[Saved data entries]
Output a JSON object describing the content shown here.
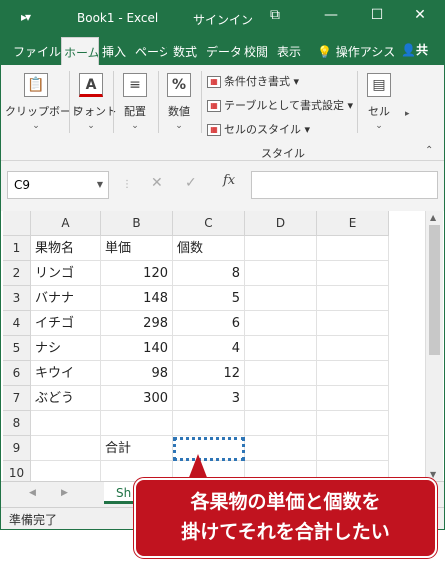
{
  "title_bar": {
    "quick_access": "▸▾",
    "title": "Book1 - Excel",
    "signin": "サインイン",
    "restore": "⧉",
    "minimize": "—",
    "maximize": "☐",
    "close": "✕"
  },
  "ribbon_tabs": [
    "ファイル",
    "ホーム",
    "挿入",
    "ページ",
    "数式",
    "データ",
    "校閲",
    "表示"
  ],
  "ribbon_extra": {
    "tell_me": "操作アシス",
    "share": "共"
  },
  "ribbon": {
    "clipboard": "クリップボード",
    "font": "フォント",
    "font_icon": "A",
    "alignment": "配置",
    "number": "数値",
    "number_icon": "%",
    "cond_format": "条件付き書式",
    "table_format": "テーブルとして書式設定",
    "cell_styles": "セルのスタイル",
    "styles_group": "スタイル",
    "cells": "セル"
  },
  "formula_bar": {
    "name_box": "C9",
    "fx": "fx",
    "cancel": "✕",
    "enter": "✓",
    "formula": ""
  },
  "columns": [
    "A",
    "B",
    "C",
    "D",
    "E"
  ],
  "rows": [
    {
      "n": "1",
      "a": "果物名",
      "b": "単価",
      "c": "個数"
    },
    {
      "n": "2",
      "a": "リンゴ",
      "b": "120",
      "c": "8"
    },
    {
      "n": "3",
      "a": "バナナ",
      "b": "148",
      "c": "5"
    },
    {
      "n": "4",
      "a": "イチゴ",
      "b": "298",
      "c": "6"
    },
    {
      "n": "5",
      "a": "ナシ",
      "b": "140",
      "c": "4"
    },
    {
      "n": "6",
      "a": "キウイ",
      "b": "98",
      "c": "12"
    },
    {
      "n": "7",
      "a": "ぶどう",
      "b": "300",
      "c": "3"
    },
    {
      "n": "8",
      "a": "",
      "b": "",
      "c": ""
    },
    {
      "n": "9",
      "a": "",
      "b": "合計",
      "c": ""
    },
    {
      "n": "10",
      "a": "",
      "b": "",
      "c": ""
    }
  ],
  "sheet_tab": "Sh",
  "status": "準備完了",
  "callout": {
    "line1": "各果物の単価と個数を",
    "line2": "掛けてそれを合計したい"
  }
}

#### Problem to solve
Restate the whole of the material word for word without the pictures.

#### Task output
Output a JSON object describing the content shown here.
{
  "title_bar": {
    "quick_access": "▸▾",
    "title": "Book1 - Excel",
    "signin": "サインイン",
    "restore": "⧉",
    "minimize": "—",
    "maximize": "☐",
    "close": "✕"
  },
  "ribbon_tabs": [
    "ファイル",
    "ホーム",
    "挿入",
    "ページ",
    "数式",
    "データ",
    "校閲",
    "表示"
  ],
  "ribbon_extra": {
    "tell_me": "操作アシス",
    "share": "共"
  },
  "ribbon": {
    "clipboard": "クリップボード",
    "font": "フォント",
    "font_icon": "A",
    "alignment": "配置",
    "number": "数値",
    "number_icon": "%",
    "cond_format": "条件付き書式",
    "table_format": "テーブルとして書式設定",
    "cell_styles": "セルのスタイル",
    "styles_group": "スタイル",
    "cells": "セル"
  },
  "formula_bar": {
    "name_box": "C9",
    "fx": "fx",
    "cancel": "✕",
    "enter": "✓",
    "formula": ""
  },
  "columns": [
    "A",
    "B",
    "C",
    "D",
    "E"
  ],
  "rows": [
    {
      "n": "1",
      "a": "果物名",
      "b": "単価",
      "c": "個数"
    },
    {
      "n": "2",
      "a": "リンゴ",
      "b": "120",
      "c": "8"
    },
    {
      "n": "3",
      "a": "バナナ",
      "b": "148",
      "c": "5"
    },
    {
      "n": "4",
      "a": "イチゴ",
      "b": "298",
      "c": "6"
    },
    {
      "n": "5",
      "a": "ナシ",
      "b": "140",
      "c": "4"
    },
    {
      "n": "6",
      "a": "キウイ",
      "b": "98",
      "c": "12"
    },
    {
      "n": "7",
      "a": "ぶどう",
      "b": "300",
      "c": "3"
    },
    {
      "n": "8",
      "a": "",
      "b": "",
      "c": ""
    },
    {
      "n": "9",
      "a": "",
      "b": "合計",
      "c": ""
    },
    {
      "n": "10",
      "a": "",
      "b": "",
      "c": ""
    }
  ],
  "sheet_tab": "Sh",
  "status": "準備完了",
  "callout": {
    "line1": "各果物の単価と個数を",
    "line2": "掛けてそれを合計したい"
  }
}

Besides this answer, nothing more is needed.